Items from a data source:
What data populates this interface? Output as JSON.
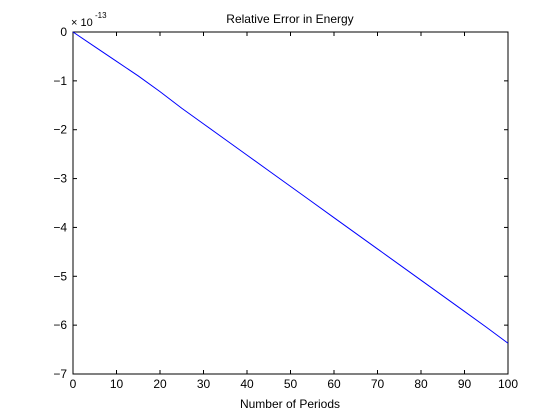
{
  "chart_data": {
    "type": "line",
    "title": "Relative Error in Energy",
    "xlabel": "Number of Periods",
    "ylabel": "",
    "xlim": [
      0,
      100
    ],
    "ylim": [
      -7,
      0
    ],
    "y_scale_multiplier": {
      "base_text": "× 10",
      "exponent": "-13"
    },
    "x_ticks": [
      0,
      10,
      20,
      30,
      40,
      50,
      60,
      70,
      80,
      90,
      100
    ],
    "x_tick_labels": [
      "0",
      "10",
      "20",
      "30",
      "40",
      "50",
      "60",
      "70",
      "80",
      "90",
      "100"
    ],
    "y_ticks": [
      0,
      -1,
      -2,
      -3,
      -4,
      -5,
      -6,
      -7
    ],
    "y_tick_labels": [
      "0",
      "−1",
      "−2",
      "−3",
      "−4",
      "−5",
      "−6",
      "−7"
    ],
    "grid": false,
    "line_color": "#0000ff",
    "series": [
      {
        "x": [
          0,
          5,
          10,
          15,
          20,
          25,
          30,
          35,
          40,
          45,
          50,
          55,
          60,
          65,
          70,
          75,
          80,
          85,
          90,
          95,
          100
        ],
        "values": [
          0,
          -0.3,
          -0.6,
          -0.9,
          -1.22,
          -1.56,
          -1.88,
          -2.2,
          -2.52,
          -2.84,
          -3.16,
          -3.48,
          -3.8,
          -4.12,
          -4.44,
          -4.76,
          -5.08,
          -5.4,
          -5.72,
          -6.04,
          -6.37
        ]
      }
    ]
  }
}
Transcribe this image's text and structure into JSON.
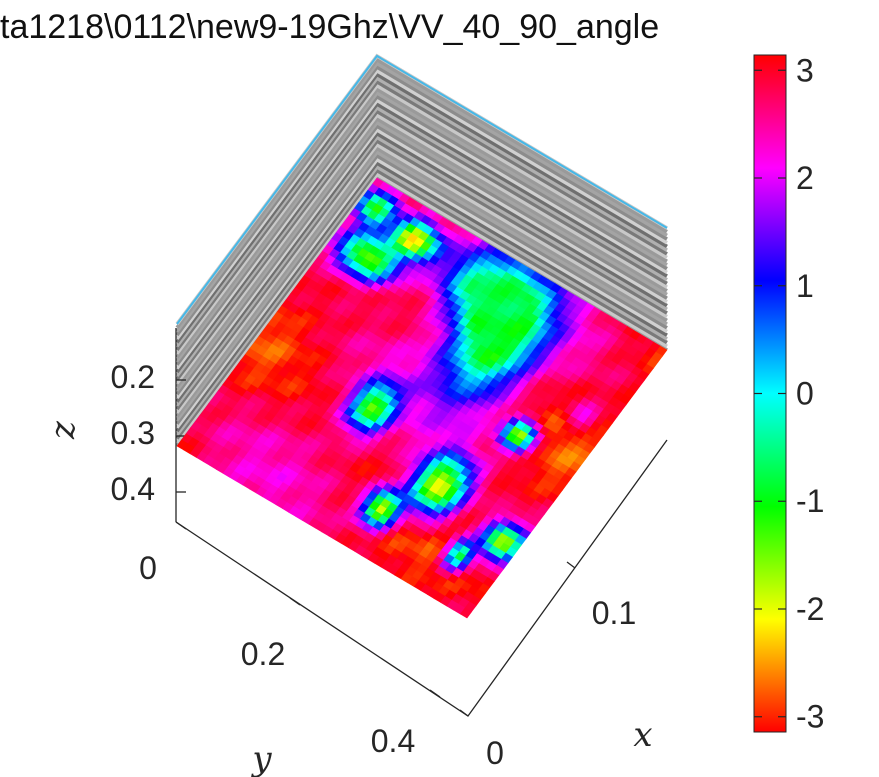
{
  "chart_data": {
    "type": "heatmap",
    "title": "ta1218\\0112\\new9-19Ghz\\VV_40_90_angle",
    "xlabel": "x",
    "ylabel": "y",
    "zlabel": "z",
    "colormap": "hsv",
    "x_ticks": [
      "0",
      "0.1"
    ],
    "y_ticks": [
      "0",
      "0.2",
      "0.4"
    ],
    "z_ticks": [
      "0.2",
      "0.3",
      "0.4"
    ],
    "colorbar": {
      "range": [
        -3.1416,
        3.1416
      ],
      "ticks": [
        "3",
        "2",
        "1",
        "0",
        "-1",
        "-2",
        "-3"
      ],
      "tick_values": [
        3,
        2,
        1,
        0,
        -1,
        -2,
        -3
      ]
    },
    "phase_map": {
      "u_range": [
        0,
        1
      ],
      "v_range": [
        0,
        1
      ],
      "background_phase": 2.9,
      "features": [
        {
          "kind": "blob",
          "u": 0.58,
          "v": 0.25,
          "su": 0.12,
          "sv": 0.2,
          "phase": -1.0
        },
        {
          "kind": "blob",
          "u": 0.47,
          "v": 0.12,
          "su": 0.16,
          "sv": 0.12,
          "phase": -0.6
        },
        {
          "kind": "blob",
          "u": 0.05,
          "v": 0.08,
          "su": 0.06,
          "sv": 0.06,
          "phase": -1.0
        },
        {
          "kind": "blob",
          "u": 0.12,
          "v": 0.22,
          "su": 0.1,
          "sv": 0.07,
          "phase": -1.6
        },
        {
          "kind": "blob",
          "u": 0.2,
          "v": 0.1,
          "su": 0.07,
          "sv": 0.06,
          "phase": -2.2
        },
        {
          "kind": "blob",
          "u": 0.7,
          "v": 0.7,
          "su": 0.08,
          "sv": 0.1,
          "phase": -2.2
        },
        {
          "kind": "blob",
          "u": 0.6,
          "v": 0.85,
          "su": 0.05,
          "sv": 0.06,
          "phase": -2.1
        },
        {
          "kind": "blob",
          "u": 0.4,
          "v": 0.6,
          "su": 0.06,
          "sv": 0.08,
          "phase": -1.6
        },
        {
          "kind": "blob",
          "u": 0.95,
          "v": 0.75,
          "su": 0.06,
          "sv": 0.06,
          "phase": -1.8
        },
        {
          "kind": "blob",
          "u": 0.87,
          "v": 0.85,
          "su": 0.04,
          "sv": 0.05,
          "phase": -0.8
        },
        {
          "kind": "blob",
          "u": 0.8,
          "v": 0.45,
          "su": 0.05,
          "sv": 0.05,
          "phase": -1.6
        },
        {
          "kind": "blob",
          "u": 0.92,
          "v": 0.3,
          "su": 0.05,
          "sv": 0.05,
          "phase": 2.2
        }
      ]
    }
  }
}
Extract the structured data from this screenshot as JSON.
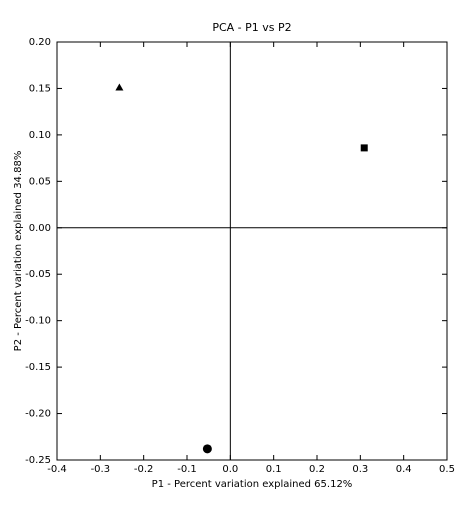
{
  "chart_data": {
    "type": "scatter",
    "title": "PCA - P1 vs P2",
    "x_label": "P1 - Percent variation explained 65.12%",
    "y_label": "P2 - Percent variation explained 34.88%",
    "points": [
      {
        "x": -0.256,
        "y": 0.151,
        "marker": "triangle"
      },
      {
        "x": 0.309,
        "y": 0.086,
        "marker": "square"
      },
      {
        "x": -0.053,
        "y": -0.238,
        "marker": "circle"
      }
    ],
    "color": "#000000",
    "xlim": [
      -0.4,
      0.5
    ],
    "xticks": [
      -0.4,
      -0.3,
      -0.2,
      -0.1,
      {
        "value": 0,
        "label": "0.0"
      },
      0.1,
      0.2,
      0.3,
      0.4,
      0.5
    ],
    "ylim": [
      -0.25,
      0.2
    ],
    "yticks": [
      -0.25,
      {
        "value": -0.2,
        "label": "-0.20"
      },
      -0.15,
      {
        "value": -0.1,
        "label": "-0.10"
      },
      -0.05,
      {
        "value": 0,
        "label": "0.00"
      },
      0.05,
      {
        "value": 0.1,
        "label": "0.10"
      },
      0.15,
      {
        "value": 0.2,
        "label": "0.20"
      }
    ],
    "zero_lines": true
  }
}
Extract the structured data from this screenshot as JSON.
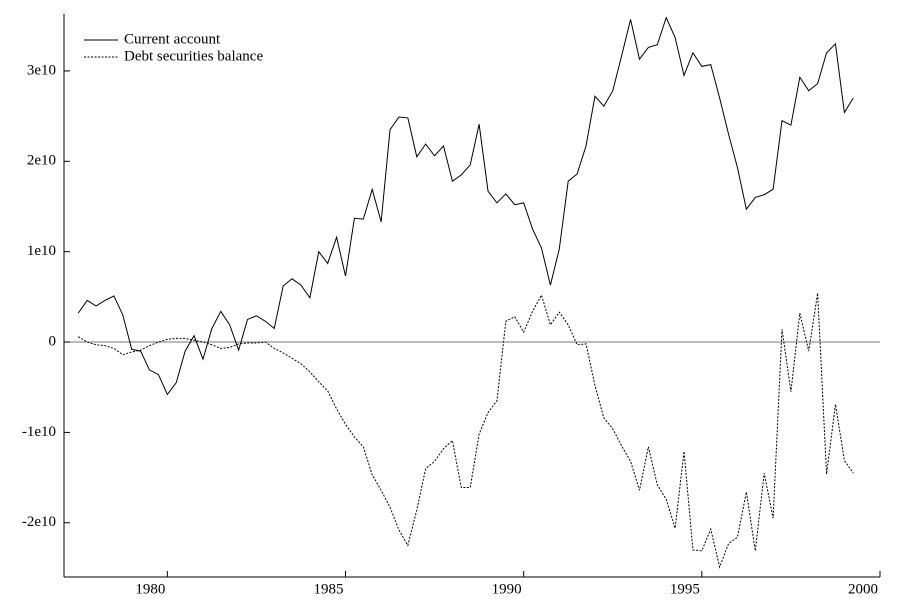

→ **WHAT NEEDS TO BE DONE**:
With the pictures left out, transcribe the material exactly.

→ **CORRECT RESULT**:
What data populates this interface? Output as JSON.
{
  "chart_data": {
    "type": "line",
    "title": "Relative Error in Energy",
    "xlabel": "Number of Periods",
    "ylabel": "",
    "xlim": [
      0,
      100
    ],
    "ylim": [
      -7,
      0
    ],
    "y_scale_multiplier": {
      "base_text": "× 10",
      "exponent": "-13"
    },
    "x_ticks": [
      0,
      10,
      20,
      30,
      40,
      50,
      60,
      70,
      80,
      90,
      100
    ],
    "x_tick_labels": [
      "0",
      "10",
      "20",
      "30",
      "40",
      "50",
      "60",
      "70",
      "80",
      "90",
      "100"
    ],
    "y_ticks": [
      0,
      -1,
      -2,
      -3,
      -4,
      -5,
      -6,
      -7
    ],
    "y_tick_labels": [
      "0",
      "−1",
      "−2",
      "−3",
      "−4",
      "−5",
      "−6",
      "−7"
    ],
    "grid": false,
    "line_color": "#0000ff",
    "series": [
      {
        "x": [
          0,
          5,
          10,
          15,
          20,
          25,
          30,
          35,
          40,
          45,
          50,
          55,
          60,
          65,
          70,
          75,
          80,
          85,
          90,
          95,
          100
        ],
        "values": [
          0,
          -0.3,
          -0.6,
          -0.9,
          -1.22,
          -1.56,
          -1.88,
          -2.2,
          -2.52,
          -2.84,
          -3.16,
          -3.48,
          -3.8,
          -4.12,
          -4.44,
          -4.76,
          -5.08,
          -5.4,
          -5.72,
          -6.04,
          -6.37
        ]
      }
    ]
  }
}
Transcribe this image's text and structure into JSON.
{
  "chart_data": {
    "type": "heatmap",
    "title": "ta1218\\0112\\new9-19Ghz\\VV_40_90_angle",
    "xlabel": "x",
    "ylabel": "y",
    "zlabel": "z",
    "colormap": "hsv",
    "x_ticks": [
      "0",
      "0.1"
    ],
    "y_ticks": [
      "0",
      "0.2",
      "0.4"
    ],
    "z_ticks": [
      "0.2",
      "0.3",
      "0.4"
    ],
    "colorbar": {
      "range": [
        -3.1416,
        3.1416
      ],
      "ticks": [
        "3",
        "2",
        "1",
        "0",
        "-1",
        "-2",
        "-3"
      ],
      "tick_values": [
        3,
        2,
        1,
        0,
        -1,
        -2,
        -3
      ]
    },
    "phase_map": {
      "u_range": [
        0,
        1
      ],
      "v_range": [
        0,
        1
      ],
      "background_phase": 2.9,
      "features": [
        {
          "kind": "blob",
          "u": 0.58,
          "v": 0.25,
          "su": 0.12,
          "sv": 0.2,
          "phase": -1.0
        },
        {
          "kind": "blob",
          "u": 0.47,
          "v": 0.12,
          "su": 0.16,
          "sv": 0.12,
          "phase": -0.6
        },
        {
          "kind": "blob",
          "u": 0.05,
          "v": 0.08,
          "su": 0.06,
          "sv": 0.06,
          "phase": -1.0
        },
        {
          "kind": "blob",
          "u": 0.12,
          "v": 0.22,
          "su": 0.1,
          "sv": 0.07,
          "phase": -1.6
        },
        {
          "kind": "blob",
          "u": 0.2,
          "v": 0.1,
          "su": 0.07,
          "sv": 0.06,
          "phase": -2.2
        },
        {
          "kind": "blob",
          "u": 0.7,
          "v": 0.7,
          "su": 0.08,
          "sv": 0.1,
          "phase": -2.2
        },
        {
          "kind": "blob",
          "u": 0.6,
          "v": 0.85,
          "su": 0.05,
          "sv": 0.06,
          "phase": -2.1
        },
        {
          "kind": "blob",
          "u": 0.4,
          "v": 0.6,
          "su": 0.06,
          "sv": 0.08,
          "phase": -1.6
        },
        {
          "kind": "blob",
          "u": 0.95,
          "v": 0.75,
          "su": 0.06,
          "sv": 0.06,
          "phase": -1.8
        },
        {
          "kind": "blob",
          "u": 0.87,
          "v": 0.85,
          "su": 0.04,
          "sv": 0.05,
          "phase": -0.8
        },
        {
          "kind": "blob",
          "u": 0.8,
          "v": 0.45,
          "su": 0.05,
          "sv": 0.05,
          "phase": -1.6
        },
        {
          "kind": "blob",
          "u": 0.92,
          "v": 0.3,
          "su": 0.05,
          "sv": 0.05,
          "phase": 2.2
        }
      ]
    }
  }
}
Extract the structured data from this screenshot as JSON.
{
  "chart_data": {
    "type": "scatter",
    "title": "PCA - P1 vs P2",
    "x_label": "P1 - Percent variation explained 65.12%",
    "y_label": "P2 - Percent variation explained 34.88%",
    "points": [
      {
        "x": -0.256,
        "y": 0.151,
        "marker": "triangle"
      },
      {
        "x": 0.309,
        "y": 0.086,
        "marker": "square"
      },
      {
        "x": -0.053,
        "y": -0.238,
        "marker": "circle"
      }
    ],
    "color": "#000000",
    "xlim": [
      -0.4,
      0.5
    ],
    "xticks": [
      -0.4,
      -0.3,
      -0.2,
      -0.1,
      {
        "value": 0,
        "label": "0.0"
      },
      0.1,
      0.2,
      0.3,
      0.4,
      0.5
    ],
    "ylim": [
      -0.25,
      0.2
    ],
    "yticks": [
      -0.25,
      {
        "value": -0.2,
        "label": "-0.20"
      },
      -0.15,
      {
        "value": -0.1,
        "label": "-0.10"
      },
      -0.05,
      {
        "value": 0,
        "label": "0.00"
      },
      0.05,
      {
        "value": 0.1,
        "label": "0.10"
      },
      0.15,
      {
        "value": 0.2,
        "label": "0.20"
      }
    ],
    "zero_lines": true
  }
}
Extract the structured data from this screenshot as JSON.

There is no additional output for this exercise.